[Dataset rows]
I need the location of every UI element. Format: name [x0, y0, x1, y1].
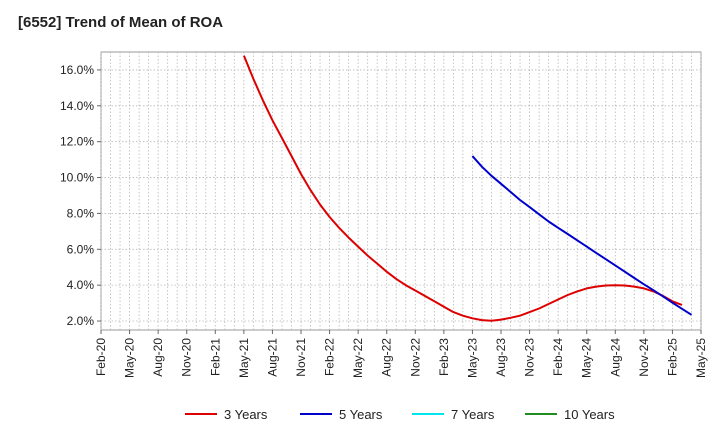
x-tick-label: May-20	[123, 338, 137, 378]
y-tick-label: 14.0%	[60, 99, 94, 113]
series-lines	[242, 55, 693, 322]
x-axis-ticks: Feb-20 May-20 Aug-20 Nov-20 Feb-21 May-21 Aug-…	[94, 330, 708, 378]
x-tick-label: Feb-23	[437, 338, 451, 376]
legend-label-2: 7 Years	[451, 407, 495, 422]
y-tick-label: 10.0%	[60, 171, 94, 185]
x-tick-label: Aug-23	[494, 338, 508, 377]
x-tick-label: Feb-25	[665, 338, 679, 376]
x-tick-label: Nov-21	[294, 338, 308, 377]
x-tick-label: Feb-21	[208, 338, 222, 376]
x-tick-label: Nov-23	[523, 338, 537, 377]
y-tick-label: 12.0%	[60, 135, 94, 149]
x-tick-label: Nov-20	[180, 338, 194, 377]
legend-label-0: 3 Years	[224, 407, 268, 422]
series-line-0	[242, 55, 683, 322]
x-tick-label: Aug-24	[608, 338, 622, 377]
x-tick-label: May-21	[237, 338, 251, 378]
y-tick-label: 8.0%	[67, 206, 95, 220]
series-line-1	[471, 155, 693, 316]
y-tick-label: 16.0%	[60, 63, 94, 77]
x-tick-label: Aug-22	[380, 338, 394, 377]
plot-area	[100, 51, 702, 331]
chart-title: [6552] Trend of Mean of ROA	[18, 14, 224, 31]
y-tick-label: 6.0%	[67, 242, 95, 256]
x-tick-label: May-24	[580, 338, 594, 378]
x-tick-label: Feb-20	[94, 338, 108, 376]
grid-lines	[100, 52, 702, 330]
x-tick-label: Nov-24	[637, 338, 651, 377]
x-tick-label: Aug-20	[151, 338, 165, 377]
x-tick-label: May-23	[465, 338, 479, 378]
legend-label-3: 10 Years	[564, 407, 615, 422]
x-tick-label: Feb-22	[323, 338, 337, 376]
y-axis-ticks: 2.0% 4.0% 6.0% 8.0% 10.0% 12.0% 14.0% 16.0%	[60, 63, 101, 328]
x-tick-label: Nov-22	[408, 338, 422, 377]
y-tick-label: 2.0%	[67, 314, 95, 328]
x-tick-label: Feb-24	[551, 338, 565, 376]
legend: 3 Years 5 Years 7 Years 10 Years	[185, 407, 615, 422]
legend-label-1: 5 Years	[339, 407, 383, 422]
x-tick-label: May-25	[694, 338, 708, 378]
x-tick-label: Aug-21	[265, 338, 279, 377]
y-tick-label: 4.0%	[67, 278, 95, 292]
x-tick-label: May-22	[351, 338, 365, 378]
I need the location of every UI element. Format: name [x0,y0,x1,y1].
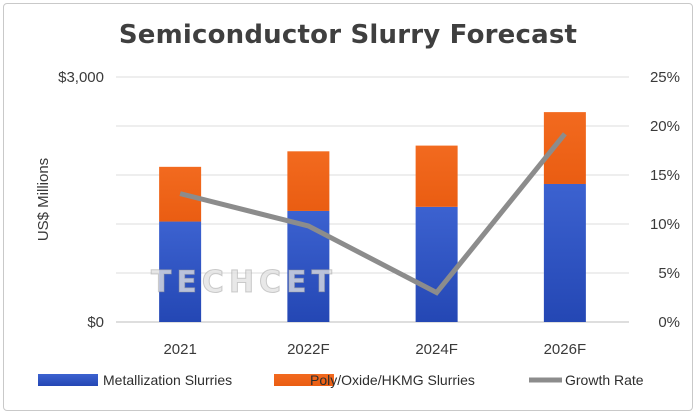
legend-label-1: Poly/Oxide/HKMG Slurries [310,372,475,388]
y2-tick-label: 20% [650,118,680,135]
y2-tick-label: 15% [650,167,680,184]
y2-tick-label: 10% [650,216,680,233]
bar-metallization-2026f [544,184,586,322]
x-tick-label: 2021 [163,341,196,358]
chart-plot: TECHCET $0 $3,000 0% 5% 10% 15% 20% 25% 2021 2022… [4,4,694,412]
legend-label-2: Growth Rate [565,372,644,388]
bar-poly-oxide-hkmg-2022f [287,151,329,211]
y-axis-title: US$ Millions [35,158,52,241]
y2-tick-label: 25% [650,69,680,86]
x-tick-label: 2026F [544,341,587,358]
x-tick-label: 2024F [415,341,458,358]
chart-frame: Semiconductor Slurry Forecast TECHCET $0… [3,3,693,411]
bar-poly-oxide-hkmg-2024f [416,146,458,207]
bar-poly-oxide-hkmg-2026f [544,112,586,184]
watermark-text: TECHCET [151,265,337,300]
legend-label-0: Metallization Slurries [103,372,232,388]
x-tick-label: 2022F [287,341,330,358]
bar-metallization-2024f [416,207,458,322]
legend-swatch-0 [38,374,98,386]
y2-tick-label: 0% [658,314,680,331]
y2-tick-label: 5% [658,265,680,282]
y-tick-label: $0 [87,314,104,331]
y-tick-label: $3,000 [58,69,104,86]
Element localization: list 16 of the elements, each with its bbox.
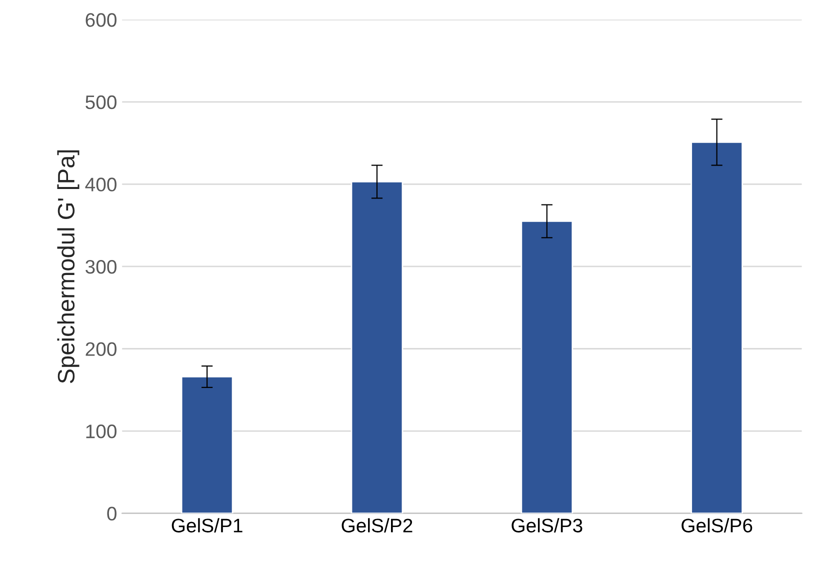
x-tick-label: GelS/P3 (512, 518, 582, 532)
y-tick-label: 400 (85, 178, 116, 192)
y-tick-label: 300 (86, 260, 116, 274)
y-tick-label: 500 (86, 95, 116, 110)
x-tick-label: GelS/P6 (682, 518, 752, 532)
y-axis-title: Speichermodul G' [Pa] (57, 150, 80, 384)
bar (350, 181, 404, 514)
bar (520, 220, 574, 514)
y-tick-label: 200 (86, 342, 116, 356)
y-tick-label: 0 (107, 506, 116, 521)
x-tick-label: GelS/P2 (342, 518, 412, 532)
y-tick-label: 600 (86, 13, 116, 27)
y-tick-label: 100 (86, 424, 116, 438)
x-tick-label: GelS/P1 (172, 518, 242, 532)
bar (180, 376, 234, 514)
bar (690, 142, 744, 514)
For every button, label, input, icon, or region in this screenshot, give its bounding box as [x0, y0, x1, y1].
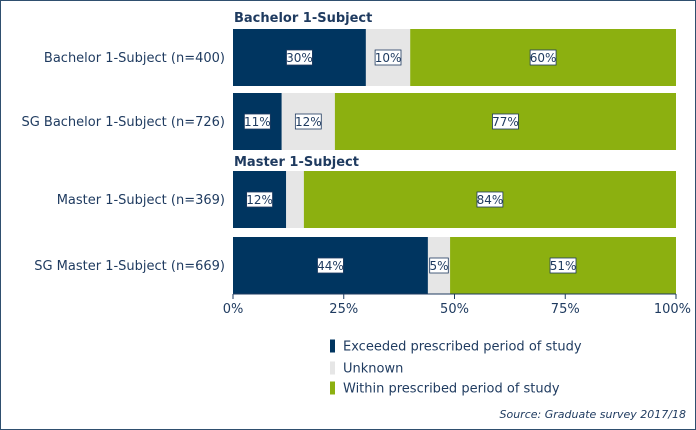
category-label: SG Master 1-Subject (n=669) — [34, 259, 225, 274]
x-tick-label: 25% — [329, 302, 358, 317]
data-label-box — [476, 191, 504, 208]
data-label-box — [374, 49, 402, 66]
x-tick-label: 50% — [440, 302, 469, 317]
data-label-box — [492, 113, 519, 130]
x-tick-label: 0% — [223, 302, 244, 317]
data-label-box — [244, 113, 271, 130]
x-tick-label: 100% — [654, 302, 691, 317]
data-label: 5% — [429, 259, 448, 273]
legend-label: Within prescribed period of study — [343, 382, 560, 397]
data-label: 11% — [244, 115, 271, 129]
data-label: 60% — [530, 51, 557, 65]
group-title: Master 1-Subject — [234, 155, 359, 170]
data-label: 10% — [375, 51, 402, 65]
legend-label: Unknown — [343, 362, 403, 377]
data-label-box — [286, 49, 313, 66]
source-note: Source: Graduate survey 2017/18 — [500, 408, 687, 421]
data-label-box — [529, 49, 557, 66]
data-label-box — [246, 191, 273, 208]
category-label: SG Bachelor 1-Subject (n=726) — [21, 115, 225, 130]
data-label: 51% — [550, 259, 577, 273]
data-label: 44% — [317, 259, 344, 273]
x-tick-label: 75% — [551, 302, 580, 317]
legend-label: Exceeded prescribed period of study — [343, 340, 582, 355]
bar-segment — [286, 171, 304, 228]
data-label: 12% — [295, 115, 322, 129]
data-label: 77% — [492, 115, 519, 129]
data-label: 84% — [477, 193, 504, 207]
legend-swatch — [330, 339, 335, 353]
data-label-box — [549, 257, 577, 274]
category-label: Master 1-Subject (n=369) — [57, 193, 225, 208]
group-title: Bachelor 1-Subject — [234, 11, 372, 26]
data-label-box — [294, 113, 322, 130]
data-label-box — [429, 257, 449, 274]
legend-swatch — [330, 361, 335, 375]
legend-swatch — [330, 381, 335, 395]
data-label: 30% — [286, 51, 313, 65]
data-label: 12% — [246, 193, 273, 207]
category-label: Bachelor 1-Subject (n=400) — [44, 51, 225, 66]
data-label-box — [317, 257, 344, 274]
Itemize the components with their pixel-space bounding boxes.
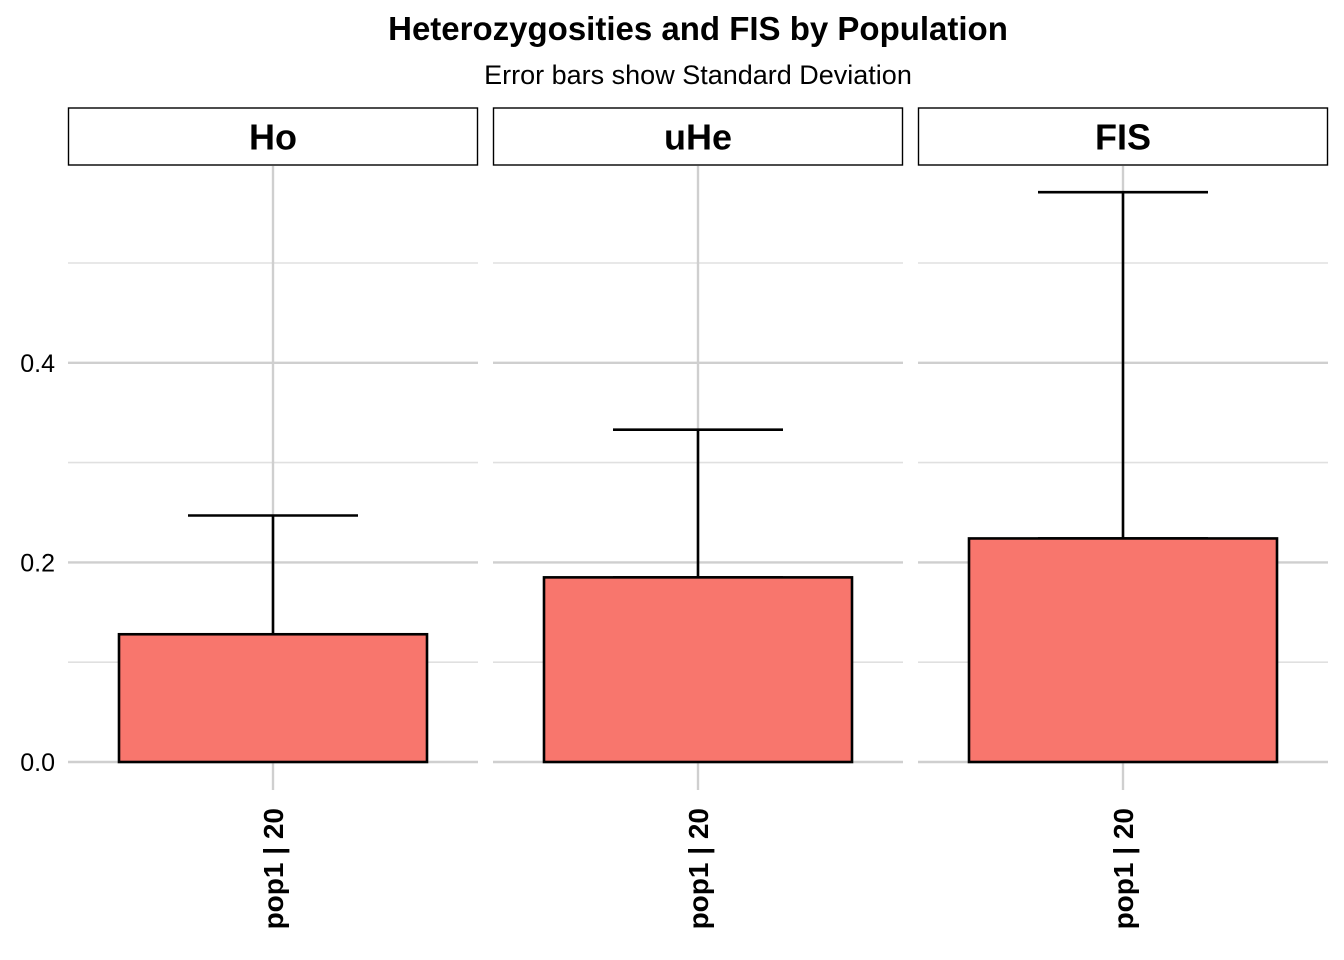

__SHORT PROBLEM__
Reproduce the lines character for character, starting at the line that contains "338, 137, 378]" and ending at the line that contains "338, 708, 378]".

__TASK SOLUTION__
x-tick-label: May-20	[123, 338, 137, 378]
y-tick-label: 14.0%	[60, 99, 94, 113]
series-lines	[242, 55, 693, 322]
x-axis-ticks: Feb-20 May-20 Aug-20 Nov-20 Feb-21 May-21 Aug-…	[94, 330, 708, 378]
x-tick-label: Feb-23	[437, 338, 451, 376]
legend-label-2: 7 Years	[451, 407, 495, 422]
y-tick-label: 10.0%	[60, 171, 94, 185]
x-tick-label: Aug-23	[494, 338, 508, 377]
x-tick-label: Feb-25	[665, 338, 679, 376]
x-tick-label: Nov-21	[294, 338, 308, 377]
x-tick-label: Feb-21	[208, 338, 222, 376]
x-tick-label: Nov-23	[523, 338, 537, 377]
y-tick-label: 12.0%	[60, 135, 94, 149]
x-tick-label: Nov-20	[180, 338, 194, 377]
legend-label-0: 3 Years	[224, 407, 268, 422]
series-line-0	[242, 55, 683, 322]
x-tick-label: Aug-24	[608, 338, 622, 377]
x-tick-label: May-21	[237, 338, 251, 378]
y-tick-label: 8.0%	[67, 206, 95, 220]
series-line-1	[471, 155, 693, 316]
y-tick-label: 16.0%	[60, 63, 94, 77]
x-tick-label: Aug-22	[380, 338, 394, 377]
plot-area	[100, 51, 702, 331]
chart-title: [6552] Trend of Mean of ROA	[18, 14, 224, 31]
y-tick-label: 6.0%	[67, 242, 95, 256]
x-tick-label: May-24	[580, 338, 594, 378]
x-tick-label: Feb-20	[94, 338, 108, 376]
grid-lines	[100, 52, 702, 330]
x-tick-label: Nov-24	[637, 338, 651, 377]
x-tick-label: Aug-20	[151, 338, 165, 377]
x-tick-label: May-23	[465, 338, 479, 378]
legend-label-3: 10 Years	[564, 407, 615, 422]
x-tick-label: Feb-22	[323, 338, 337, 376]
y-axis-ticks: 2.0% 4.0% 6.0% 8.0% 10.0% 12.0% 14.0% 16.0%	[60, 63, 101, 328]
x-tick-label: Nov-22	[408, 338, 422, 377]
y-tick-label: 2.0%	[67, 314, 95, 328]
x-tick-label: Feb-24	[551, 338, 565, 376]
legend: 3 Years 5 Years 7 Years 10 Years	[185, 407, 615, 422]
legend-label-1: 5 Years	[339, 407, 383, 422]
x-tick-label: May-25	[694, 338, 708, 378]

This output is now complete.